» **WHAT YOU HAVE TO DO**:
Produce the listing below again, exactly as shown.

———

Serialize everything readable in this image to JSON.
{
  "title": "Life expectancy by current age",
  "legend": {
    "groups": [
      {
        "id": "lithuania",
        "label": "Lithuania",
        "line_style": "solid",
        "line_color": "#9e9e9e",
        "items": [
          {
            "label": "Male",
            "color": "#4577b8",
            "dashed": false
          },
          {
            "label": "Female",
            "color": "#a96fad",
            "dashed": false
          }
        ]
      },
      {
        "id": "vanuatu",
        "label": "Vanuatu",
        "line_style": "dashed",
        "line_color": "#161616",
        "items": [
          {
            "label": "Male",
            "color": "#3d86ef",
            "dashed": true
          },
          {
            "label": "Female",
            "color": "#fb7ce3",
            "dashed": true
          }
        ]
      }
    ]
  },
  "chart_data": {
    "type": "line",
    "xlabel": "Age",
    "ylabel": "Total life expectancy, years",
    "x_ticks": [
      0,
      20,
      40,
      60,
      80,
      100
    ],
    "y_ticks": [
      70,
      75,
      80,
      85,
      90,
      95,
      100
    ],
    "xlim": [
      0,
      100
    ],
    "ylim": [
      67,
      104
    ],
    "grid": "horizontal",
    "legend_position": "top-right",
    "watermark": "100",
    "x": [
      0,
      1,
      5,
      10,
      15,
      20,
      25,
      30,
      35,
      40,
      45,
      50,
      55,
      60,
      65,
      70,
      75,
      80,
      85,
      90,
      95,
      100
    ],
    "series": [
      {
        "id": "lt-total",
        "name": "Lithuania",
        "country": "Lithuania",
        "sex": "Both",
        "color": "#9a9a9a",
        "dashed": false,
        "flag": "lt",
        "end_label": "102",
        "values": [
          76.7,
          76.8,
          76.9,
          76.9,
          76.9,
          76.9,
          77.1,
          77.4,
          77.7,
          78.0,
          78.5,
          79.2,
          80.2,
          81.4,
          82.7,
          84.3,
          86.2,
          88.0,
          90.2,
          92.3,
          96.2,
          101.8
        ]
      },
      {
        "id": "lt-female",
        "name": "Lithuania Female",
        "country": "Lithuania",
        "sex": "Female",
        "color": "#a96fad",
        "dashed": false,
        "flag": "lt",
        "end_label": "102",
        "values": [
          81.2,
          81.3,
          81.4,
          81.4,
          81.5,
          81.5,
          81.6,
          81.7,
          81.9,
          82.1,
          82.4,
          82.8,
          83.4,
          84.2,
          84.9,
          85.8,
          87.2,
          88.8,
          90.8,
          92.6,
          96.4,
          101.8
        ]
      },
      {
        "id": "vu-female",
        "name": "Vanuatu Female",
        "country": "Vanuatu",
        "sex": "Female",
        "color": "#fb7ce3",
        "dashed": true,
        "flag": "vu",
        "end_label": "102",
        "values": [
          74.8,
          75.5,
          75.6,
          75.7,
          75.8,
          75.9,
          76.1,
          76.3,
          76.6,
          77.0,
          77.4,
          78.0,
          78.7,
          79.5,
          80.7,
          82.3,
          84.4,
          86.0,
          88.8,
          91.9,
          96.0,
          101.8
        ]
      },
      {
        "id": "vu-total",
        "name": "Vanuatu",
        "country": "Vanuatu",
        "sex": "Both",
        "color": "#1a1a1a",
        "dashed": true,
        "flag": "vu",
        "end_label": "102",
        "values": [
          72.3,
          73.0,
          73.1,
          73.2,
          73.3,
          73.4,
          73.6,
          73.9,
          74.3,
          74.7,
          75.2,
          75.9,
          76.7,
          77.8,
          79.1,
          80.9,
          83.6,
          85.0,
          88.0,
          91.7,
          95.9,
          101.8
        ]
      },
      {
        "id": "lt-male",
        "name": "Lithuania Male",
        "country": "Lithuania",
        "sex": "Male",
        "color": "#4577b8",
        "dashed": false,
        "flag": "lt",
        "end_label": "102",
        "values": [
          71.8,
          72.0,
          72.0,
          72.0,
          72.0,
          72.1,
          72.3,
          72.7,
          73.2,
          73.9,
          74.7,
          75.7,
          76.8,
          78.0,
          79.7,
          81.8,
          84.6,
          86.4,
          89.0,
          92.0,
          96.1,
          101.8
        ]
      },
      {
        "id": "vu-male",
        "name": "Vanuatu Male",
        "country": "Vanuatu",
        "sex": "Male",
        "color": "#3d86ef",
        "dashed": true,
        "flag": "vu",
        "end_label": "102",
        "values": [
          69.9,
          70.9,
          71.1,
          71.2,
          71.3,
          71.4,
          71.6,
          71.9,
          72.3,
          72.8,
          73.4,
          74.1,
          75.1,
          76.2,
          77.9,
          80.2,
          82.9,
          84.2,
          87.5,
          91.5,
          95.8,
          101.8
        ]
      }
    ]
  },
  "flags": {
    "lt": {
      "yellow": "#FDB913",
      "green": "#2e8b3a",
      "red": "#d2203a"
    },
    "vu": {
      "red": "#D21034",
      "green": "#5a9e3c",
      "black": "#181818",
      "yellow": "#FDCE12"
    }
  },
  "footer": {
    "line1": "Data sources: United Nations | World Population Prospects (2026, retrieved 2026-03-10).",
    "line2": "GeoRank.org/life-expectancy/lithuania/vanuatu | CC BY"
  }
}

———

» **EXERCISE ANSWER**:
Serialize everything readable in this image to JSON.
{
  "title": "Life expectancy by current age",
  "legend": {
    "groups": [
      {
        "id": "lithuania",
        "label": "Lithuania",
        "line_style": "solid",
        "line_color": "#9e9e9e",
        "items": [
          {
            "label": "Male",
            "color": "#4577b8",
            "dashed": false
          },
          {
            "label": "Female",
            "color": "#a96fad",
            "dashed": false
          }
        ]
      },
      {
        "id": "vanuatu",
        "label": "Vanuatu",
        "line_style": "dashed",
        "line_color": "#161616",
        "items": [
          {
            "label": "Male",
            "color": "#3d86ef",
            "dashed": true
          },
          {
            "label": "Female",
            "color": "#fb7ce3",
            "dashed": true
          }
        ]
      }
    ]
  },
  "chart_data": {
    "type": "line",
    "xlabel": "Age",
    "ylabel": "Total life expectancy, years",
    "x_ticks": [
      0,
      20,
      40,
      60,
      80,
      100
    ],
    "y_ticks": [
      70,
      75,
      80,
      85,
      90,
      95,
      100
    ],
    "xlim": [
      0,
      100
    ],
    "ylim": [
      67,
      104
    ],
    "grid": "horizontal",
    "legend_position": "top-right",
    "watermark": "100",
    "x": [
      0,
      1,
      5,
      10,
      15,
      20,
      25,
      30,
      35,
      40,
      45,
      50,
      55,
      60,
      65,
      70,
      75,
      80,
      85,
      90,
      95,
      100
    ],
    "series": [
      {
        "id": "lt-total",
        "name": "Lithuania",
        "country": "Lithuania",
        "sex": "Both",
        "color": "#9a9a9a",
        "dashed": false,
        "flag": "lt",
        "end_label": "102",
        "values": [
          76.7,
          76.8,
          76.9,
          76.9,
          76.9,
          76.9,
          77.1,
          77.4,
          77.7,
          78.0,
          78.5,
          79.2,
          80.2,
          81.4,
          82.7,
          84.3,
          86.2,
          88.0,
          90.2,
          92.3,
          96.2,
          101.8
        ]
      },
      {
        "id": "lt-female",
        "name": "Lithuania Female",
        "country": "Lithuania",
        "sex": "Female",
        "color": "#a96fad",
        "dashed": false,
        "flag": "lt",
        "end_label": "102",
        "values": [
          81.2,
          81.3,
          81.4,
          81.4,
          81.5,
          81.5,
          81.6,
          81.7,
          81.9,
          82.1,
          82.4,
          82.8,
          83.4,
          84.2,
          84.9,
          85.8,
          87.2,
          88.8,
          90.8,
          92.6,
          96.4,
          101.8
        ]
      },
      {
        "id": "vu-female",
        "name": "Vanuatu Female",
        "country": "Vanuatu",
        "sex": "Female",
        "color": "#fb7ce3",
        "dashed": true,
        "flag": "vu",
        "end_label": "102",
        "values": [
          74.8,
          75.5,
          75.6,
          75.7,
          75.8,
          75.9,
          76.1,
          76.3,
          76.6,
          77.0,
          77.4,
          78.0,
          78.7,
          79.5,
          80.7,
          82.3,
          84.4,
          86.0,
          88.8,
          91.9,
          96.0,
          101.8
        ]
      },
      {
        "id": "vu-total",
        "name": "Vanuatu",
        "country": "Vanuatu",
        "sex": "Both",
        "color": "#1a1a1a",
        "dashed": true,
        "flag": "vu",
        "end_label": "102",
        "values": [
          72.3,
          73.0,
          73.1,
          73.2,
          73.3,
          73.4,
          73.6,
          73.9,
          74.3,
          74.7,
          75.2,
          75.9,
          76.7,
          77.8,
          79.1,
          80.9,
          83.6,
          85.0,
          88.0,
          91.7,
          95.9,
          101.8
        ]
      },
      {
        "id": "lt-male",
        "name": "Lithuania Male",
        "country": "Lithuania",
        "sex": "Male",
        "color": "#4577b8",
        "dashed": false,
        "flag": "lt",
        "end_label": "102",
        "values": [
          71.8,
          72.0,
          72.0,
          72.0,
          72.0,
          72.1,
          72.3,
          72.7,
          73.2,
          73.9,
          74.7,
          75.7,
          76.8,
          78.0,
          79.7,
          81.8,
          84.6,
          86.4,
          89.0,
          92.0,
          96.1,
          101.8
        ]
      },
      {
        "id": "vu-male",
        "name": "Vanuatu Male",
        "country": "Vanuatu",
        "sex": "Male",
        "color": "#3d86ef",
        "dashed": true,
        "flag": "vu",
        "end_label": "102",
        "values": [
          69.9,
          70.9,
          71.1,
          71.2,
          71.3,
          71.4,
          71.6,
          71.9,
          72.3,
          72.8,
          73.4,
          74.1,
          75.1,
          76.2,
          77.9,
          80.2,
          82.9,
          84.2,
          87.5,
          91.5,
          95.8,
          101.8
        ]
      }
    ]
  },
  "flags": {
    "lt": {
      "yellow": "#FDB913",
      "green": "#2e8b3a",
      "red": "#d2203a"
    },
    "vu": {
      "red": "#D21034",
      "green": "#5a9e3c",
      "black": "#181818",
      "yellow": "#FDCE12"
    }
  },
  "footer": {
    "line1": "Data sources: United Nations | World Population Prospects (2026, retrieved 2026-03-10).",
    "line2": "GeoRank.org/life-expectancy/lithuania/vanuatu | CC BY"
  }
}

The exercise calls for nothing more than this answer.